| WRITTEN REQUEST |
Please copy out each of the lines below word for word, keeping every character and number unchanged.

___

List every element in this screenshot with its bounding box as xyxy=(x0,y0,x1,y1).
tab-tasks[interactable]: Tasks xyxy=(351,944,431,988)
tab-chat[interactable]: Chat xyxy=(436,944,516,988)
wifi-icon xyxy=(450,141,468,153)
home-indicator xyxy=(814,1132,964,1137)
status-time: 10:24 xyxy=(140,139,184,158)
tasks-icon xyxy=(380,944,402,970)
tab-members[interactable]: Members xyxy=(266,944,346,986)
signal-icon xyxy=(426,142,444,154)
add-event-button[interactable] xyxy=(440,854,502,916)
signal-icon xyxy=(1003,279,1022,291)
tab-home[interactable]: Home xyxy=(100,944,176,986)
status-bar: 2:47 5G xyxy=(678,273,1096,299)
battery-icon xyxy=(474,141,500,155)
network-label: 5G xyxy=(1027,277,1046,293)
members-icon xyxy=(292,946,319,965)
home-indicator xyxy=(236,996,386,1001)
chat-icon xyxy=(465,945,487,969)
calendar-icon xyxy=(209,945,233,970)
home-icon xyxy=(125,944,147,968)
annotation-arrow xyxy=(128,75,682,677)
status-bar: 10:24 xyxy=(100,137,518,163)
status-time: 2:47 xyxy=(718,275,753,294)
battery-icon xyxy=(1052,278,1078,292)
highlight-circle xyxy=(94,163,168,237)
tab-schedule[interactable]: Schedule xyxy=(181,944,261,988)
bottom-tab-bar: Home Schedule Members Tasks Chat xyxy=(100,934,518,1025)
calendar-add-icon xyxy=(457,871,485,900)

___

| EXPECTED ANSWER |
List every element in this screenshot with its bounding box as xyxy=(x0,y0,x1,y1).
tab-tasks[interactable]: Tasks xyxy=(351,944,431,988)
tab-chat[interactable]: Chat xyxy=(436,944,516,988)
wifi-icon xyxy=(450,141,468,153)
home-indicator xyxy=(814,1132,964,1137)
status-time: 10:24 xyxy=(140,139,184,158)
tasks-icon xyxy=(380,944,402,970)
tab-members[interactable]: Members xyxy=(266,944,346,986)
signal-icon xyxy=(426,142,444,154)
add-event-button[interactable] xyxy=(440,854,502,916)
signal-icon xyxy=(1003,279,1022,291)
tab-home[interactable]: Home xyxy=(100,944,176,986)
status-bar: 2:47 5G xyxy=(678,273,1096,299)
battery-icon xyxy=(474,141,500,155)
network-label: 5G xyxy=(1027,277,1046,293)
members-icon xyxy=(292,946,319,965)
home-indicator xyxy=(236,996,386,1001)
chat-icon xyxy=(465,945,487,969)
calendar-icon xyxy=(209,945,233,970)
home-icon xyxy=(125,944,147,968)
annotation-arrow xyxy=(128,75,682,677)
status-bar: 10:24 xyxy=(100,137,518,163)
status-time: 2:47 xyxy=(718,275,753,294)
battery-icon xyxy=(1052,278,1078,292)
highlight-circle xyxy=(94,163,168,237)
tab-schedule[interactable]: Schedule xyxy=(181,944,261,988)
bottom-tab-bar: Home Schedule Members Tasks Chat xyxy=(100,934,518,1025)
calendar-add-icon xyxy=(457,871,485,900)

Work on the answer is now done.